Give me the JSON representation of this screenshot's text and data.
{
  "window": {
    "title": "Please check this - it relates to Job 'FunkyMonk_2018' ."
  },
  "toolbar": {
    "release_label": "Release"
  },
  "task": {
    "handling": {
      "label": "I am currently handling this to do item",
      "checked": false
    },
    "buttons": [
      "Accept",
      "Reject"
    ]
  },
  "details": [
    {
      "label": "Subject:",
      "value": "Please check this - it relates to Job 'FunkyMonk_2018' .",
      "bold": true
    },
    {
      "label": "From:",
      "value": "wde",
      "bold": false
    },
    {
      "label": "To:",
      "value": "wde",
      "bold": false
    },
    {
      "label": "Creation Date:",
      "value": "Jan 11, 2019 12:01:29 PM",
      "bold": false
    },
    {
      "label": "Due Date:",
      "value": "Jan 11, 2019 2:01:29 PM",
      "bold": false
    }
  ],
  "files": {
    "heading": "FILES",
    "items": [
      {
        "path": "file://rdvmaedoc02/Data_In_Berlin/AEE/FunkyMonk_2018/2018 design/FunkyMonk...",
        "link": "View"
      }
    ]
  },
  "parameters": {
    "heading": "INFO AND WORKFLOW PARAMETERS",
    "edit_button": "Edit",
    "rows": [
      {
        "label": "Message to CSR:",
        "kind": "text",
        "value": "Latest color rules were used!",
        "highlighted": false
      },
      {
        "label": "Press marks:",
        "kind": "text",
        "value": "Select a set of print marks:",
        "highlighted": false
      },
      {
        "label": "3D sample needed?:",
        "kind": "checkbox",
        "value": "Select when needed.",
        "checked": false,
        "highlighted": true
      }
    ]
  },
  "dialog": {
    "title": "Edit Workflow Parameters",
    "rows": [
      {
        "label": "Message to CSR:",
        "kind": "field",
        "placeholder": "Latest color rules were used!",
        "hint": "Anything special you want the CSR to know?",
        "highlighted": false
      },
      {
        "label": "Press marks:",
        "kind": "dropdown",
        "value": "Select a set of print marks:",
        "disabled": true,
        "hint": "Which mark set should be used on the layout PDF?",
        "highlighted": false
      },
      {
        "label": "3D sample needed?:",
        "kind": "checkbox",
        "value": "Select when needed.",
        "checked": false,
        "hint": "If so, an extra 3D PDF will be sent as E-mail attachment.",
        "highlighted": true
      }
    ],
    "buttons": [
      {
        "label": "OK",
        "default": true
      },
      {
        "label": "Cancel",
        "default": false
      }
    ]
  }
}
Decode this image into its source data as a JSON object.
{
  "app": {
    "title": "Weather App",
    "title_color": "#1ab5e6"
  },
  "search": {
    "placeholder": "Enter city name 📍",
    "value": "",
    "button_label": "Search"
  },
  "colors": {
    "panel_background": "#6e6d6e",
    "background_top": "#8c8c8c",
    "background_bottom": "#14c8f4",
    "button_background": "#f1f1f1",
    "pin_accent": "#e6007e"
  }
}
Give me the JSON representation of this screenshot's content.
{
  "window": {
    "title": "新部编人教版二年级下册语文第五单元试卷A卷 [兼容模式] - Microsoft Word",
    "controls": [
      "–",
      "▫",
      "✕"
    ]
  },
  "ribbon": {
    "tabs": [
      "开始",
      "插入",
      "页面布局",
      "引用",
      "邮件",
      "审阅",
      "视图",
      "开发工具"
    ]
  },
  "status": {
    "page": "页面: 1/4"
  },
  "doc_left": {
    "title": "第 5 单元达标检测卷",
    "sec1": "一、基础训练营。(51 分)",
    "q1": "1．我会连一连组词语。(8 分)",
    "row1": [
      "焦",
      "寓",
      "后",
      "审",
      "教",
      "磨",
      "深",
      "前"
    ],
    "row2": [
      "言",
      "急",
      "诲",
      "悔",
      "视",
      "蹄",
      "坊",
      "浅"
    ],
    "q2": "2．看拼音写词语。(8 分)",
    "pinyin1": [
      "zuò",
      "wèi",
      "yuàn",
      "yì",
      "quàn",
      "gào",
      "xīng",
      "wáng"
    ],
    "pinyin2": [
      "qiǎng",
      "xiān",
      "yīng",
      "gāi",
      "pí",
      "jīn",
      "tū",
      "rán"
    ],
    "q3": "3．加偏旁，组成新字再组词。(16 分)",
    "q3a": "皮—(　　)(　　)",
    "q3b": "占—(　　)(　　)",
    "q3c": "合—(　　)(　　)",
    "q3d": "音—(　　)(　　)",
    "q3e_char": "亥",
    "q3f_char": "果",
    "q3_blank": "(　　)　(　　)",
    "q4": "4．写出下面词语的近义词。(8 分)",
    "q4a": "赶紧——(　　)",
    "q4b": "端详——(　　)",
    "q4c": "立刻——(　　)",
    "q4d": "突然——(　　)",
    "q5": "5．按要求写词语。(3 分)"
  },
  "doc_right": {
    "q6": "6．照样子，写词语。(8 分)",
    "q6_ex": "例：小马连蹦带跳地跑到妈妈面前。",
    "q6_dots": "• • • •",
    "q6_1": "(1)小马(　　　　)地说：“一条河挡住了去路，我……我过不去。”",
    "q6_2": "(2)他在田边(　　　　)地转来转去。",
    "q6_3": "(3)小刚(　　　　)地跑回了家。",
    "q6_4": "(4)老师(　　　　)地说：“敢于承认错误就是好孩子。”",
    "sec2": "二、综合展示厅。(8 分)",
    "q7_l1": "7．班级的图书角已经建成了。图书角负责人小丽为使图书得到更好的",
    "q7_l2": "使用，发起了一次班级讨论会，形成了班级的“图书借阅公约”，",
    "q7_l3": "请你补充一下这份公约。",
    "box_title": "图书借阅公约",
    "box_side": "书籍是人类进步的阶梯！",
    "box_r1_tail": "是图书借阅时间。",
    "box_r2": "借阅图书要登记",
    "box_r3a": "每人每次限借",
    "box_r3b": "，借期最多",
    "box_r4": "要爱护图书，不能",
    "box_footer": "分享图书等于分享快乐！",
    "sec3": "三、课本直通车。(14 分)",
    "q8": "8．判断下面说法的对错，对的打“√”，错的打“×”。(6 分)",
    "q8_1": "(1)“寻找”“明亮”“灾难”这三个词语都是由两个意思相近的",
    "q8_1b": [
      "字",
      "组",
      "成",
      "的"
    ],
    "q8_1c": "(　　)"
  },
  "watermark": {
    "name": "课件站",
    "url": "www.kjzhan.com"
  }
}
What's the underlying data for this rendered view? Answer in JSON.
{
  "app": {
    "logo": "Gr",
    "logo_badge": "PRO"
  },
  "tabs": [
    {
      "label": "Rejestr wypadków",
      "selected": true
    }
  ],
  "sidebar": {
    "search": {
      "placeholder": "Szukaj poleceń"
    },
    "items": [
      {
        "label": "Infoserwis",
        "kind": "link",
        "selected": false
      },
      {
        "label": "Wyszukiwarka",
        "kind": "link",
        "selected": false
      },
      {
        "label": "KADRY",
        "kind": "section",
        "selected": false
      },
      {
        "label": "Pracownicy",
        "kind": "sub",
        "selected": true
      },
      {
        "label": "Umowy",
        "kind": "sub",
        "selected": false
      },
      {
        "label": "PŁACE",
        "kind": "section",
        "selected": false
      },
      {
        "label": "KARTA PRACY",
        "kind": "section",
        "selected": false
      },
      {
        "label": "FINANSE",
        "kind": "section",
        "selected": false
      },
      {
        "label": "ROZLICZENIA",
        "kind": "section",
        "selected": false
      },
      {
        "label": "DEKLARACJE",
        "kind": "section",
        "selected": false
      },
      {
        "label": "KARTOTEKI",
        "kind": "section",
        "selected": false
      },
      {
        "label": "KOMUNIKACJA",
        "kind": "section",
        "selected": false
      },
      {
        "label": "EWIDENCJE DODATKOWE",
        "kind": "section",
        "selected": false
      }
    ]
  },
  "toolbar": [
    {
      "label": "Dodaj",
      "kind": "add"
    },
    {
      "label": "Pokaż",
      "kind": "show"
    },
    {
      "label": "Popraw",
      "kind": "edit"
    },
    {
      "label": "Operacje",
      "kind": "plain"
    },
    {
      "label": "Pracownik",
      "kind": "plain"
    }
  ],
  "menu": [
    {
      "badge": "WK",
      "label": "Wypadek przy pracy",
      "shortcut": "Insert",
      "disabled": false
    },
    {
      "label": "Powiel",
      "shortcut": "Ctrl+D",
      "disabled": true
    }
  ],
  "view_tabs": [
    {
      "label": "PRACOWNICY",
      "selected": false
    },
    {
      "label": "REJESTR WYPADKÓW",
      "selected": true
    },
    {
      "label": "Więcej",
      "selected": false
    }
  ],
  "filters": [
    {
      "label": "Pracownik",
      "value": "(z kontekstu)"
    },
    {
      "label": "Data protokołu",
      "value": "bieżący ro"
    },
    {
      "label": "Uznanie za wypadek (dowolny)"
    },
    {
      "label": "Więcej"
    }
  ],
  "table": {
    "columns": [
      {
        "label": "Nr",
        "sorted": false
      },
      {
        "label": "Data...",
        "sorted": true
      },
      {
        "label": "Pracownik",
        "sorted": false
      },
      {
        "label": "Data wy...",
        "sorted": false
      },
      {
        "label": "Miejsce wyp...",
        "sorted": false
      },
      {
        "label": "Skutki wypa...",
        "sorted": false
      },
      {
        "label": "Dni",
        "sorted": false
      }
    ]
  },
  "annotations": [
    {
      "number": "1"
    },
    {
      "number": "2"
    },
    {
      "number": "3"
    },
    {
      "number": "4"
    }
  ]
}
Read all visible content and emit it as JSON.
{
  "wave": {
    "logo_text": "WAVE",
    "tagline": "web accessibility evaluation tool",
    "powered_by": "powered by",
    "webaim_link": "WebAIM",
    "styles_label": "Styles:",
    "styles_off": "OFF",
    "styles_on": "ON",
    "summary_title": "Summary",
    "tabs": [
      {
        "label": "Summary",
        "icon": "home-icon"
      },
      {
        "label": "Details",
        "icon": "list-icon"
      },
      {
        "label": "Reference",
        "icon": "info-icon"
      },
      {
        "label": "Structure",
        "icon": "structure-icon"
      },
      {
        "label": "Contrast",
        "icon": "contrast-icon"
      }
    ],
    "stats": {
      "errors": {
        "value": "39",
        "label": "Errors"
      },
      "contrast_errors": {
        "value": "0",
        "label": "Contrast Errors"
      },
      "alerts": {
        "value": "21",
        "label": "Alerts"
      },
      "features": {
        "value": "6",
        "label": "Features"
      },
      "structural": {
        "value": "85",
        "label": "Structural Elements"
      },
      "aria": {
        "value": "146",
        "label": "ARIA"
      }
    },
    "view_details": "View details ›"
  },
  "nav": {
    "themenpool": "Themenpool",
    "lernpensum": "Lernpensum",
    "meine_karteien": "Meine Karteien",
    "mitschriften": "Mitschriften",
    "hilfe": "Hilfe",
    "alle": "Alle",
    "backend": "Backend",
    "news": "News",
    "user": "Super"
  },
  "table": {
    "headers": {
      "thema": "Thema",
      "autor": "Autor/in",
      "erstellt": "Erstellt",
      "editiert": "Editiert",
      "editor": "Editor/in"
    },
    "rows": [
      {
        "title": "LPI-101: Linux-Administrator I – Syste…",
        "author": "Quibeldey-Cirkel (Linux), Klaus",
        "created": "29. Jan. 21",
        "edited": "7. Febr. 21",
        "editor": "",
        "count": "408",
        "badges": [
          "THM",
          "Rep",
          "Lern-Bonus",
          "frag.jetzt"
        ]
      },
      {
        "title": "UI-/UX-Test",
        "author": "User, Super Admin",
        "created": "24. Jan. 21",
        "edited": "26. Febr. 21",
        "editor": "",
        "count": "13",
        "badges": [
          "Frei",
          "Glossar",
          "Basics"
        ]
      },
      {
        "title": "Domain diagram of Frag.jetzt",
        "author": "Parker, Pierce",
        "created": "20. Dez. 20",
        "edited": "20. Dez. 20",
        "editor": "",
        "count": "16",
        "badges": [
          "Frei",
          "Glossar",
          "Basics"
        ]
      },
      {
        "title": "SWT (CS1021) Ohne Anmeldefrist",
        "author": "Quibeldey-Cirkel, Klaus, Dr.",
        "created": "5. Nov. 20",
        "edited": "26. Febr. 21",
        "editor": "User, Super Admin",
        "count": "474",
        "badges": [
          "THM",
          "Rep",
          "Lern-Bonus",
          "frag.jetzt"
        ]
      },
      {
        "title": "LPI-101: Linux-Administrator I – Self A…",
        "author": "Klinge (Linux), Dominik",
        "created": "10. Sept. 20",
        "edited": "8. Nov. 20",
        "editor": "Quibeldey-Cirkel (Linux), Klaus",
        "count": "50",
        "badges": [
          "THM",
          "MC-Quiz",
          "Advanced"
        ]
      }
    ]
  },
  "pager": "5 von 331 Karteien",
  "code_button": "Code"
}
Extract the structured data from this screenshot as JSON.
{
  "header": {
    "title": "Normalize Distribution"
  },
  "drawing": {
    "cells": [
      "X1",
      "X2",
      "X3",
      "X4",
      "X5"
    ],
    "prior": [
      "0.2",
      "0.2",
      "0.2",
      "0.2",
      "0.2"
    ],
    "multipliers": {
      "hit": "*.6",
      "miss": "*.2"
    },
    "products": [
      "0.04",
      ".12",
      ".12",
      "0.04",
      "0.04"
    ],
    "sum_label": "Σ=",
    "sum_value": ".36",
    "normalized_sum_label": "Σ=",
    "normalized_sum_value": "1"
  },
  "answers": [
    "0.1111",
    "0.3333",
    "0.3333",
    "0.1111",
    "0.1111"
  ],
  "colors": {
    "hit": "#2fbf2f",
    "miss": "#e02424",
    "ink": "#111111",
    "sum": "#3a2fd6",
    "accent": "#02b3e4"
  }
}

=======

**EXERCISE BRIEF:** Give the count of lines containing "relates", with no added text.

**ANSWER IN FULL:** 2